◆ PROMPT
Can you give all the records again without altering a single character?

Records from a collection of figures
* * *
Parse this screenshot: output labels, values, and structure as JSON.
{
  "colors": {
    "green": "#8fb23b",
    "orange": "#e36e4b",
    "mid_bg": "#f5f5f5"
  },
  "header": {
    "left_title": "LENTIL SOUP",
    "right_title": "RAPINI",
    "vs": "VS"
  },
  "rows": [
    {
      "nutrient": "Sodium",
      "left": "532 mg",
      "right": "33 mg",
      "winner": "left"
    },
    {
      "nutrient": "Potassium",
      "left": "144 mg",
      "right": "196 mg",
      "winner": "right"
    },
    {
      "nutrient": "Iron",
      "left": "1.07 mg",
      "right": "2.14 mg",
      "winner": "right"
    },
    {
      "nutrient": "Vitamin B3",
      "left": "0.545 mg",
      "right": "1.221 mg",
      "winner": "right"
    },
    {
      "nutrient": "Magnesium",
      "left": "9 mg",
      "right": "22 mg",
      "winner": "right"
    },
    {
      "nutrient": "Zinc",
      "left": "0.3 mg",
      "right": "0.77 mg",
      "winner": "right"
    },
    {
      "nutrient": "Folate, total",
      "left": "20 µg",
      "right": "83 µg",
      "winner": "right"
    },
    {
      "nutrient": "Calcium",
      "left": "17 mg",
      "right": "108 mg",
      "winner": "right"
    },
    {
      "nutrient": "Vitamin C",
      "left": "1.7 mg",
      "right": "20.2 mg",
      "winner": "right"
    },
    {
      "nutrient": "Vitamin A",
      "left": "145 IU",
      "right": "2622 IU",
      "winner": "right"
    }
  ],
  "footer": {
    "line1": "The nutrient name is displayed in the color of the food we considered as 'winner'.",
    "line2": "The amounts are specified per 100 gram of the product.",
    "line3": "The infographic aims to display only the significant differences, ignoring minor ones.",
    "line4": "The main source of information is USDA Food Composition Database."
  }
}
* * *
◆ EXERCISE RESULT
Parse this screenshot: output labels, values, and structure as JSON.
{
  "colors": {
    "green": "#8fb23b",
    "orange": "#e36e4b",
    "mid_bg": "#f5f5f5"
  },
  "header": {
    "left_title": "LENTIL SOUP",
    "right_title": "RAPINI",
    "vs": "VS"
  },
  "rows": [
    {
      "nutrient": "Sodium",
      "left": "532 mg",
      "right": "33 mg",
      "winner": "left"
    },
    {
      "nutrient": "Potassium",
      "left": "144 mg",
      "right": "196 mg",
      "winner": "right"
    },
    {
      "nutrient": "Iron",
      "left": "1.07 mg",
      "right": "2.14 mg",
      "winner": "right"
    },
    {
      "nutrient": "Vitamin B3",
      "left": "0.545 mg",
      "right": "1.221 mg",
      "winner": "right"
    },
    {
      "nutrient": "Magnesium",
      "left": "9 mg",
      "right": "22 mg",
      "winner": "right"
    },
    {
      "nutrient": "Zinc",
      "left": "0.3 mg",
      "right": "0.77 mg",
      "winner": "right"
    },
    {
      "nutrient": "Folate, total",
      "left": "20 µg",
      "right": "83 µg",
      "winner": "right"
    },
    {
      "nutrient": "Calcium",
      "left": "17 mg",
      "right": "108 mg",
      "winner": "right"
    },
    {
      "nutrient": "Vitamin C",
      "left": "1.7 mg",
      "right": "20.2 mg",
      "winner": "right"
    },
    {
      "nutrient": "Vitamin A",
      "left": "145 IU",
      "right": "2622 IU",
      "winner": "right"
    }
  ],
  "footer": {
    "line1": "The nutrient name is displayed in the color of the food we considered as 'winner'.",
    "line2": "The amounts are specified per 100 gram of the product.",
    "line3": "The infographic aims to display only the significant differences, ignoring minor ones.",
    "line4": "The main source of information is USDA Food Composition Database."
  }
}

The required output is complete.